■ TASK ■
Can you transcribe every line exactly and leave the pictures behind?

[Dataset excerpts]
>>>>

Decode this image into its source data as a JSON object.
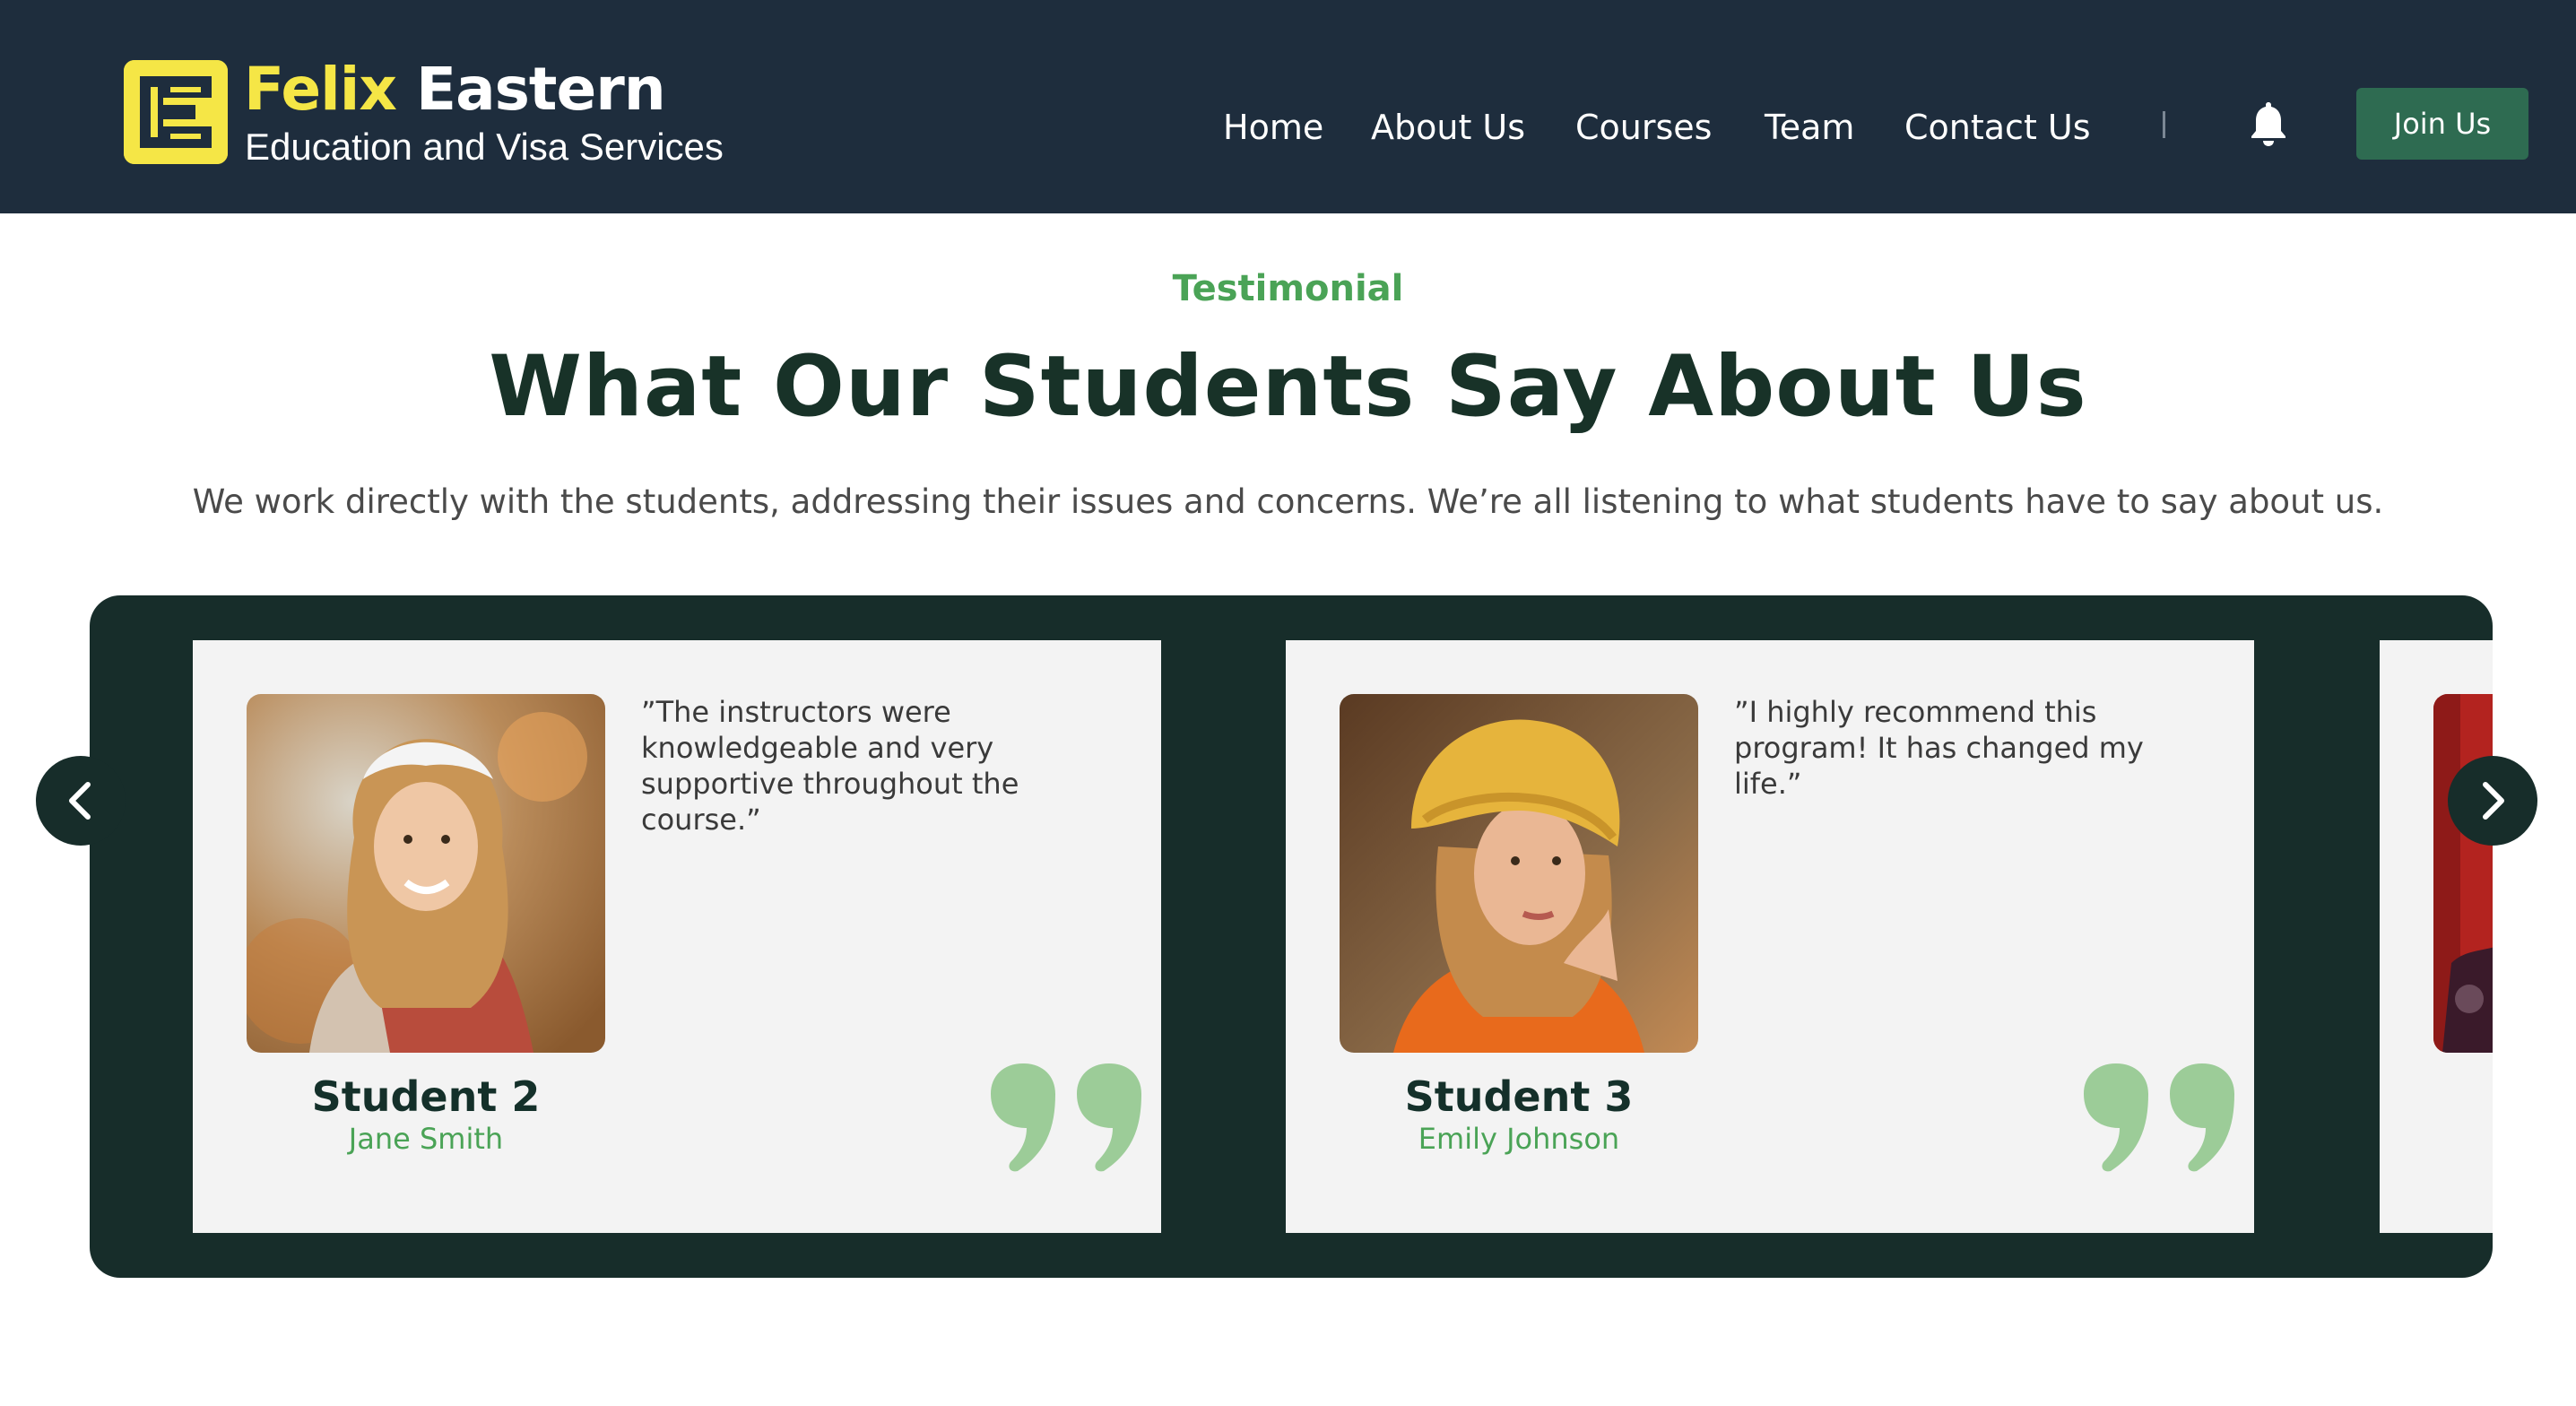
{
  "header": {
    "brand_word1": "Felix",
    "brand_word2": "Eastern",
    "tagline": "Education and Visa Services",
    "nav": [
      "Home",
      "About Us",
      "Courses",
      "Team",
      "Contact Us"
    ],
    "divider": "|",
    "bell_icon": "bell-icon",
    "join_label": "Join Us"
  },
  "section": {
    "eyebrow": "Testimonial",
    "title": "What Our Students Say About Us",
    "subtitle": "We work directly with the students, addressing their issues and concerns. We’re all listening to what students have to say about us."
  },
  "testimonials": [
    {
      "quote": "”The instructors were knowledgeable and very supportive throughout the course.”",
      "title": "Student 2",
      "name": "Jane Smith"
    },
    {
      "quote": "”I highly recommend this program! It has changed my life.”",
      "title": "Student 3",
      "name": "Emily Johnson"
    }
  ],
  "icons": {
    "prev": "chevron-left-icon",
    "next": "chevron-right-icon",
    "quote": "quote-mark-icon"
  },
  "colors": {
    "header_bg": "#1e2d3d",
    "brand_yellow": "#f5e646",
    "accent_green": "#4aa356",
    "button_green": "#2e6b51",
    "slider_bg": "#172d2a",
    "card_bg": "#f3f3f3",
    "quote_icon": "#9ccc98"
  }
}
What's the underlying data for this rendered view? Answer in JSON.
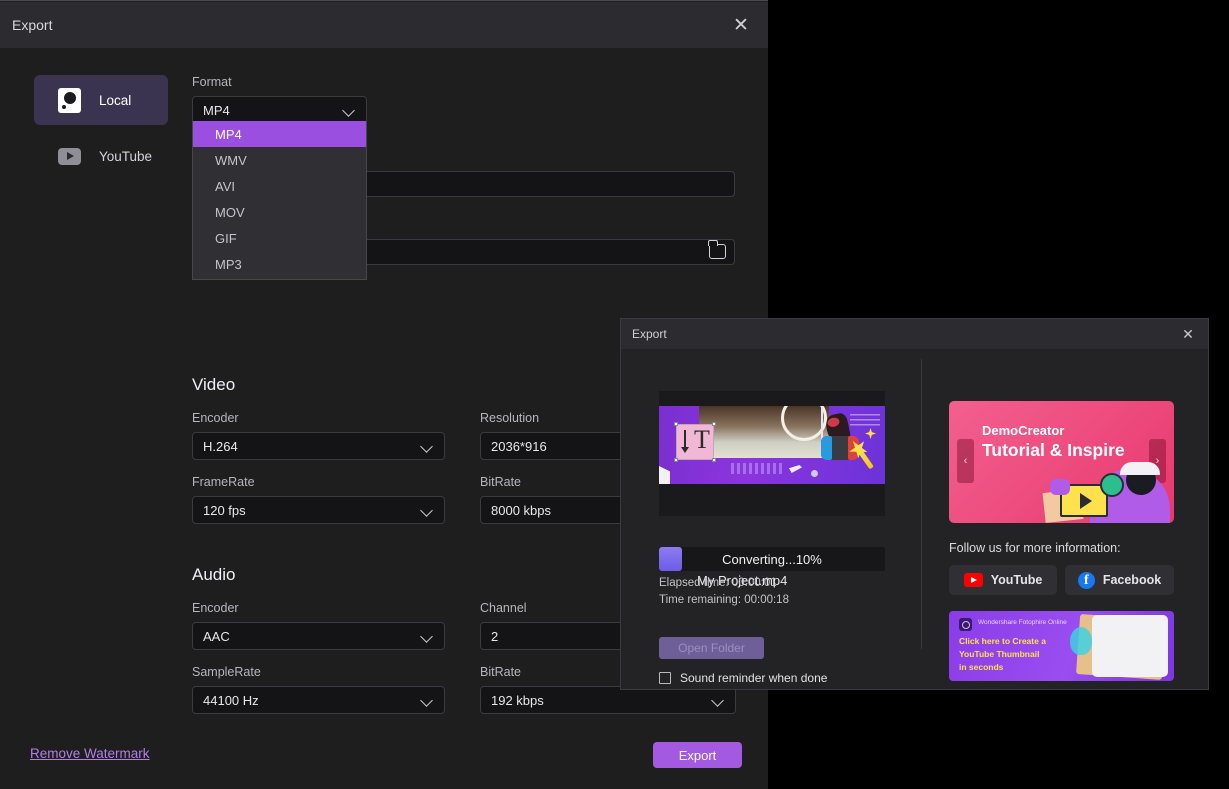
{
  "main_dialog": {
    "title": "Export",
    "close_icon": "✕",
    "sidebar": [
      {
        "label": "Local",
        "icon": "hard-drive-icon",
        "active": true
      },
      {
        "label": "YouTube",
        "icon": "youtube-icon",
        "active": false
      }
    ],
    "format": {
      "label": "Format",
      "value": "MP4",
      "options": [
        "MP4",
        "WMV",
        "AVI",
        "MOV",
        "GIF",
        "MP3"
      ],
      "selected_option": "MP4",
      "highlight_color": "#9b4fe0"
    },
    "name_field": {
      "value": "",
      "placeholder": ""
    },
    "path_field": {
      "value": "",
      "placeholder": "",
      "browse_icon": "folder-icon"
    },
    "video": {
      "title": "Video",
      "encoder": {
        "label": "Encoder",
        "value": "H.264"
      },
      "resolution": {
        "label": "Resolution",
        "value": "2036*916"
      },
      "framerate": {
        "label": "FrameRate",
        "value": "120 fps"
      },
      "bitrate": {
        "label": "BitRate",
        "value": "8000 kbps"
      }
    },
    "audio": {
      "title": "Audio",
      "encoder": {
        "label": "Encoder",
        "value": "AAC"
      },
      "channel": {
        "label": "Channel",
        "value": "2"
      },
      "samplerate": {
        "label": "SampleRate",
        "value": "44100 Hz"
      },
      "bitrate": {
        "label": "BitRate",
        "value": "192 kbps"
      }
    },
    "remove_watermark": "Remove Watermark",
    "export_button": "Export",
    "accent_color": "#a35ae0"
  },
  "progress_dialog": {
    "title": "Export",
    "close_icon": "✕",
    "file_name": "My Project.mp4",
    "progress_text": "Converting...10%",
    "progress_percent": 10,
    "elapsed_time": "Elapsed time: 00:00:01",
    "time_remaining": "Time remaining: 00:00:18",
    "open_folder_button": "Open Folder",
    "sound_reminder": {
      "label": "Sound reminder when done",
      "checked": false
    },
    "promo": {
      "banner_title": "DemoCreator",
      "banner_subtitle": "Tutorial & Inspire",
      "prev_arrow": "‹",
      "next_arrow": "›",
      "follow_label": "Follow us for more information:",
      "social": [
        {
          "label": "YouTube",
          "icon": "youtube-icon"
        },
        {
          "label": "Facebook",
          "icon": "facebook-icon"
        }
      ],
      "bottom_banner": {
        "brand": "Wondershare Fotophire Online",
        "line1": "Click here to Create a",
        "line2": "YouTube Thumbnail",
        "line3": "in seconds"
      }
    }
  }
}
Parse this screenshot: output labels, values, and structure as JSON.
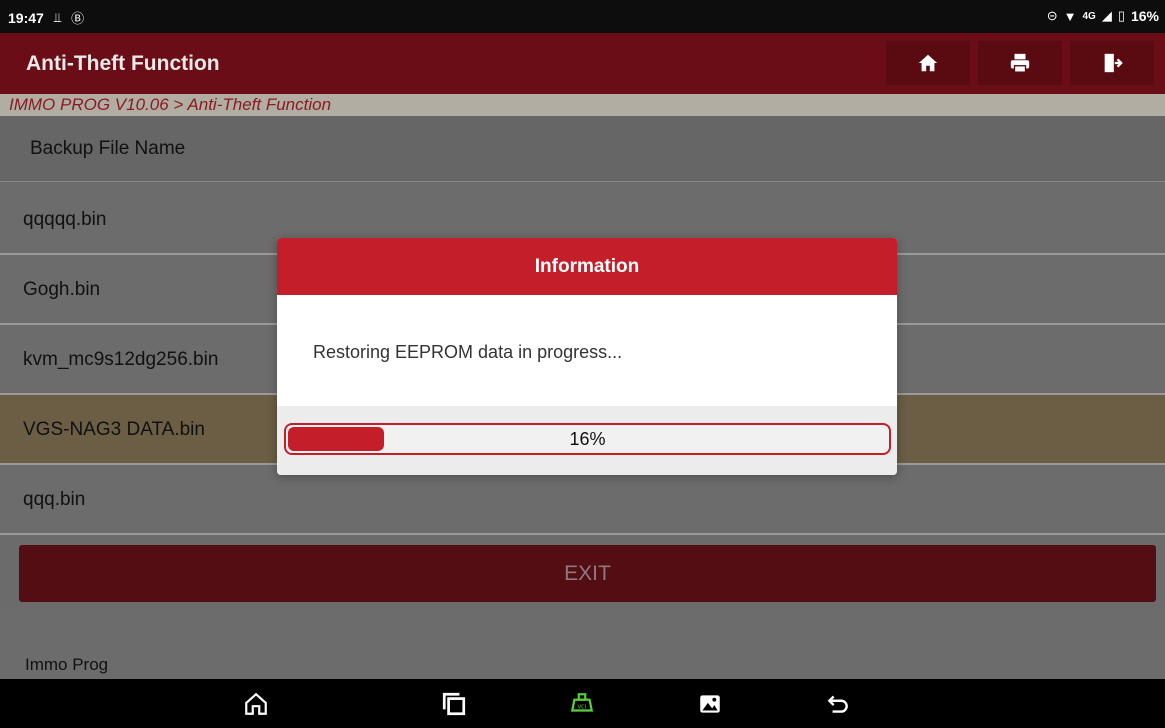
{
  "status_bar": {
    "time": "19:47",
    "battery": "16%",
    "network": "4G"
  },
  "header": {
    "title": "Anti-Theft Function",
    "home_icon": "home-icon",
    "print_icon": "print-icon",
    "exit_icon": "exit-door-icon"
  },
  "breadcrumb": "IMMO PROG V10.06 > Anti-Theft Function",
  "table": {
    "column_header": "Backup File Name",
    "rows": [
      "qqqqq.bin",
      "Gogh.bin",
      "kvm_mc9s12dg256.bin",
      "VGS-NAG3 DATA.bin",
      "qqq.bin"
    ],
    "selected_index": 3
  },
  "exit_button": "EXIT",
  "footer_label": "Immo Prog",
  "dialog": {
    "title": "Information",
    "message": "Restoring EEPROM data in progress...",
    "progress_percent": 16,
    "progress_label": "16%"
  },
  "colors": {
    "accent": "#c41e2b",
    "titlebar": "#6b0d16",
    "selected_row": "#6b5e44"
  },
  "nav_icons": [
    "home-outline-icon",
    "recent-apps-icon",
    "vci-icon",
    "gallery-icon",
    "back-icon"
  ]
}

<<<<

■ THE RESULT ■
Decode this image into its source data as a JSON object.
{
  "header": {
    "brand_word1": "Felix",
    "brand_word2": "Eastern",
    "tagline": "Education and Visa Services",
    "nav": [
      "Home",
      "About Us",
      "Courses",
      "Team",
      "Contact Us"
    ],
    "divider": "|",
    "bell_icon": "bell-icon",
    "join_label": "Join Us"
  },
  "section": {
    "eyebrow": "Testimonial",
    "title": "What Our Students Say About Us",
    "subtitle": "We work directly with the students, addressing their issues and concerns. We’re all listening to what students have to say about us."
  },
  "testimonials": [
    {
      "quote": "”The instructors were knowledgeable and very supportive throughout the course.”",
      "title": "Student 2",
      "name": "Jane Smith"
    },
    {
      "quote": "”I highly recommend this program! It has changed my life.”",
      "title": "Student 3",
      "name": "Emily Johnson"
    }
  ],
  "icons": {
    "prev": "chevron-left-icon",
    "next": "chevron-right-icon",
    "quote": "quote-mark-icon"
  },
  "colors": {
    "header_bg": "#1e2d3d",
    "brand_yellow": "#f5e646",
    "accent_green": "#4aa356",
    "button_green": "#2e6b51",
    "slider_bg": "#172d2a",
    "card_bg": "#f3f3f3",
    "quote_icon": "#9ccc98"
  }
}
What's the underlying data for this rendered view? Answer in JSON.
{
  "main_dialog": {
    "title": "Export",
    "close_icon": "✕",
    "sidebar": [
      {
        "label": "Local",
        "icon": "hard-drive-icon",
        "active": true
      },
      {
        "label": "YouTube",
        "icon": "youtube-icon",
        "active": false
      }
    ],
    "format": {
      "label": "Format",
      "value": "MP4",
      "options": [
        "MP4",
        "WMV",
        "AVI",
        "MOV",
        "GIF",
        "MP3"
      ],
      "selected_option": "MP4",
      "highlight_color": "#9b4fe0"
    },
    "name_field": {
      "value": "",
      "placeholder": ""
    },
    "path_field": {
      "value": "",
      "placeholder": "",
      "browse_icon": "folder-icon"
    },
    "video": {
      "title": "Video",
      "encoder": {
        "label": "Encoder",
        "value": "H.264"
      },
      "resolution": {
        "label": "Resolution",
        "value": "2036*916"
      },
      "framerate": {
        "label": "FrameRate",
        "value": "120 fps"
      },
      "bitrate": {
        "label": "BitRate",
        "value": "8000 kbps"
      }
    },
    "audio": {
      "title": "Audio",
      "encoder": {
        "label": "Encoder",
        "value": "AAC"
      },
      "channel": {
        "label": "Channel",
        "value": "2"
      },
      "samplerate": {
        "label": "SampleRate",
        "value": "44100 Hz"
      },
      "bitrate": {
        "label": "BitRate",
        "value": "192 kbps"
      }
    },
    "remove_watermark": "Remove Watermark",
    "export_button": "Export",
    "accent_color": "#a35ae0"
  },
  "progress_dialog": {
    "title": "Export",
    "close_icon": "✕",
    "file_name": "My Project.mp4",
    "progress_text": "Converting...10%",
    "progress_percent": 10,
    "elapsed_time": "Elapsed time: 00:00:01",
    "time_remaining": "Time remaining: 00:00:18",
    "open_folder_button": "Open Folder",
    "sound_reminder": {
      "label": "Sound reminder when done",
      "checked": false
    },
    "promo": {
      "banner_title": "DemoCreator",
      "banner_subtitle": "Tutorial & Inspire",
      "prev_arrow": "‹",
      "next_arrow": "›",
      "follow_label": "Follow us for more information:",
      "social": [
        {
          "label": "YouTube",
          "icon": "youtube-icon"
        },
        {
          "label": "Facebook",
          "icon": "facebook-icon"
        }
      ],
      "bottom_banner": {
        "brand": "Wondershare Fotophire Online",
        "line1": "Click here to Create a",
        "line2": "YouTube Thumbnail",
        "line3": "in seconds"
      }
    }
  }
}
Parse this screenshot: output labels, values, and structure as JSON.
{
  "status_bar": {
    "time": "19:47",
    "battery": "16%",
    "network": "4G"
  },
  "header": {
    "title": "Anti-Theft Function",
    "home_icon": "home-icon",
    "print_icon": "print-icon",
    "exit_icon": "exit-door-icon"
  },
  "breadcrumb": "IMMO PROG V10.06 > Anti-Theft Function",
  "table": {
    "column_header": "Backup File Name",
    "rows": [
      "qqqqq.bin",
      "Gogh.bin",
      "kvm_mc9s12dg256.bin",
      "VGS-NAG3 DATA.bin",
      "qqq.bin"
    ],
    "selected_index": 3
  },
  "exit_button": "EXIT",
  "footer_label": "Immo Prog",
  "dialog": {
    "title": "Information",
    "message": "Restoring EEPROM data in progress...",
    "progress_percent": 16,
    "progress_label": "16%"
  },
  "colors": {
    "accent": "#c41e2b",
    "titlebar": "#6b0d16",
    "selected_row": "#6b5e44"
  },
  "nav_icons": [
    "home-outline-icon",
    "recent-apps-icon",
    "vci-icon",
    "gallery-icon",
    "back-icon"
  ]
}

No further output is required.